AIM: Count lines with "this" in them. Report only the total.

MATERIAL FOR THE TASK:
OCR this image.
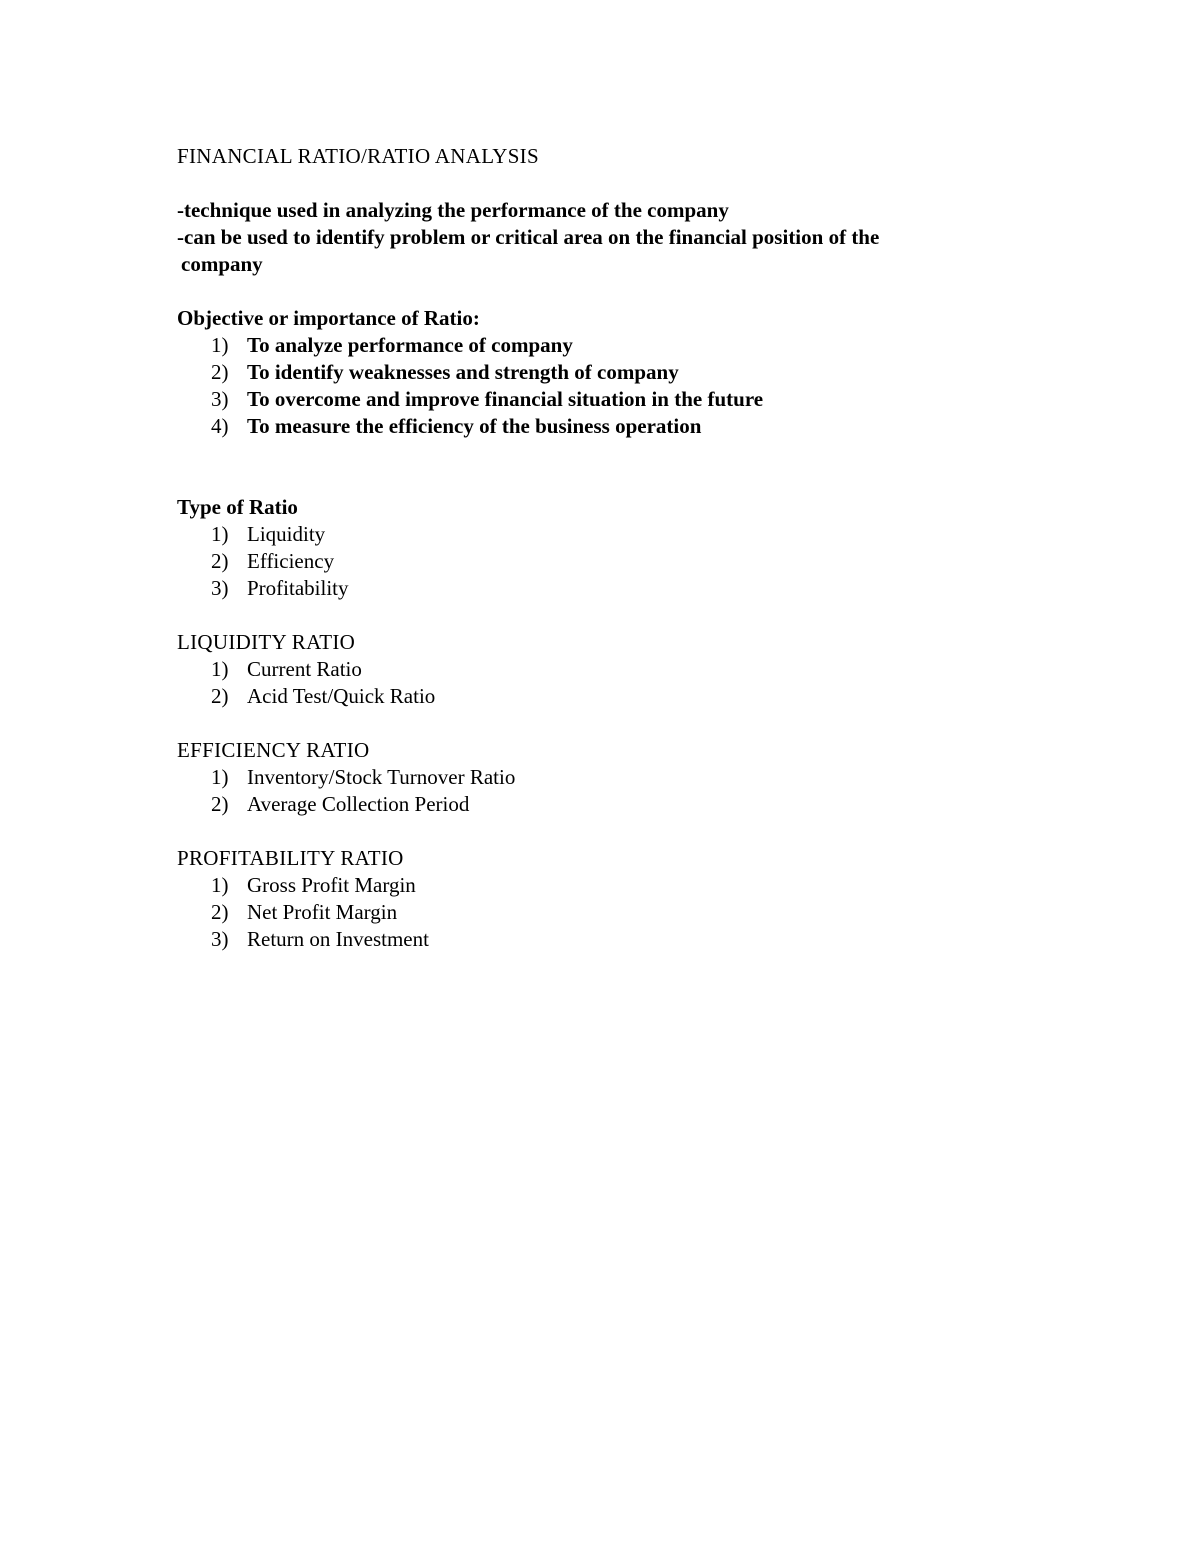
FINANCIAL RATIO/RATIO ANALYSIS

-technique used in analyzing the performance of the company

-can be used to identify problem or critical area on the financial position of the

company

Objective or importance of Ratio:

1) To analyze performance of company
2) To identify weaknesses and strength of company
3) To overcome and improve financial situation in the future
4) To measure the efficiency of the business operation

Type of Ratio

1) Liquidity
2) Efficiency
3) Profitability

LIQUIDITY RATIO

1) Current Ratio
2) Acid Test/Quick Ratio

EFFICIENCY RATIO

1) Inventory/Stock Turnover Ratio
2) Average Collection Period

PROFITABILITY RATIO

1) Gross Profit Margin
2) Net Profit Margin
3) Return on Investment
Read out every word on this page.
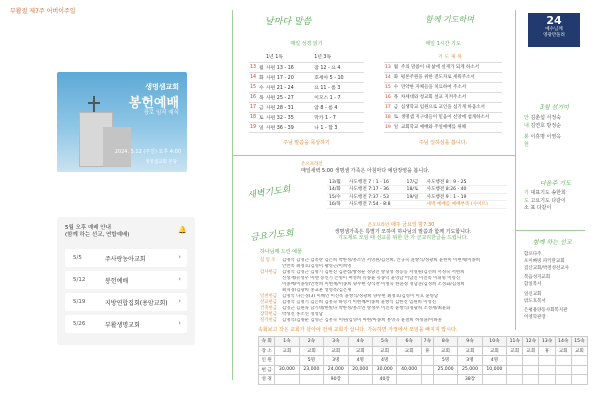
부활절 제7주 어버이주일
24
예수님께
영광만돌려
생명샘교회
봉헌예배
장로 임직 예식
2024. 5.12 (주일) 오후 4:00
생명샘교회 본당
5월 오후 예배 안내
(함께 하는 선교, 연합예배)
🔔
5/5	주사랑농아교회	›
5/12	봉헌예배	›
5/19	지방연합집회(용암교회) ›
5/26	부활생명교회	›
날마다 말씀
매일 성경 읽기
		1년 1독	1년 3독
13	월	사편 13 - 16	잠 12 - 요 4
14	화	사편 17 - 20	호세아 5 - 10
15	수	사편 21 - 24	요 11 - 롬 3
16	목	사편 25 - 27	이모스 1 - 7
17	금	사편 28 - 31	암 8 - 롬 4
18	토	사편 32 - 35	막카 1 - 7
19	일	사편 36 - 39	나 1 - 합 3
주님 말씀을 묵상하기
함께 기도하며
매일 1시간 기도
		기도제목
13	월	주의 말씀이 내 삶에 실재가 되게 하소서
14	화	평론주원을 위한 전도자로 세워주소서
15	수	연약한 자체들을 치료하여 주소서
16	목	차세대와 청교회 설교 지켜주소서
17	금	십생학교 임원으로 교인을 섬기게 하옵소서
18	토	생명샘 지구대들이 믿음이 신앙에 섭게하소서
19	일	교회학교 예배와 주일예배를 위해
주님 일하심을 봅니다.
3월 섬기미
안 김춘섭 서정숙
내 김연호 방정순
봉 이휴명 이영옥
헌
다음주 기도
기 대표기도 송한희
도 고요기도 다같이
소 표 다같이
함께 하는 선교
합포다주
포이빠빙 파키란교회
검산교회/박철성선교사
복음성지교회
함일복서
일신교회
밖도호복서
은평용양동사회복지관
이영학관장
새벽기도회
온오프라인
매일새벽 5:00 생명샘 가족은 아침마다 예담장영을 봅니다.
13/월	사도행전 7 : 1 - 16	17/금	사도행전 8 : 9 - 25
14/화	사도행전 7:17 - 36	18/토	사도행전 8:26 - 40
15/수	사도행전 7:37 - 53	19/일	사도행전 9 : 1 - 19
16/목	사도행전 7:54 - 8:8		새벽 예배를 예배부족 (사이트)
금요기도회
온오프라인 매주 금요일 밤7:30
생명샘가족은 특별기 모하여 하나님의 말씀과 함께 기도합니다.
기도제로 모임 때 선교를 위한 한 가 군교리한글을 드립니다.
하나님께 드린 예물
십 일 조 김명석 김영근 김옥란 김은희 박한정/홍소연 서영원/김선희, 안규숙 윤쌍식/정광희 윤한미 이현께/이종희
안찬옥 최정호/김영미 황영근/이희영
감사헌금 김명석 김영근 김명기 김한진 김춘섭/방정순 정당진 방형성 정동동 서영원/김선희 서정숙 서현희
신성재/유성우 아멘 송연기 손빙이 여성희 유종윤 유종덕 윤영남 이남진 이진옥 이휘명 이영진
이종배/이종영/안찬희 이현께/이종희 양무현 장석찬 이명숙 한윤정 정남준/김정희 조성화/김정희
최혁경/김광희 홍교훈 성영복/김은재
일천헌금 김명석 나은경(3) 이혜인 이진옥 윤쌍식/정광희 양무현 최정호/김영미 이호 윤영남
선교헌금 김명석 김명기 김은희 김흥숙 하영기 이현께/이종희 윤쌍식 김한진 임원희 이영진
건축헌금 김영근 김원독 남기태/한빛다 박한정/홍소연 방정무 이진옥 윤쌍식/정광희 조성재/최윤화
장학헌금 박성진 홍소연 정영남
절기헌금 김명석/김명순 김영근 김흥숙 이원/김영미 아현/아종희 홍영곡 윤철희 허정윤/이하홍
속회보고 작은 교회가 살아야 전체 교회가 삽니다. 가능하면 가정에서 모임을 빠지지 맙시다.
속 회	1속	2속	3속	4속	5속	6속	7속	8속	9속	10속	11속	12속	13속	14속	15속
장 소	교회	교회	교회	교회	교회	교회	휴	교회	교회	교회	교회	교회	휴	교회	교회
인 원		5명	3명	4명	4명			5명	3명	4명					
현 금	30,000	23,000	24,000	20,000	30,000	40,000		25,000	25,000	10,000					
성 경			90장		40장				38장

WRITTEN SOLUTION: 2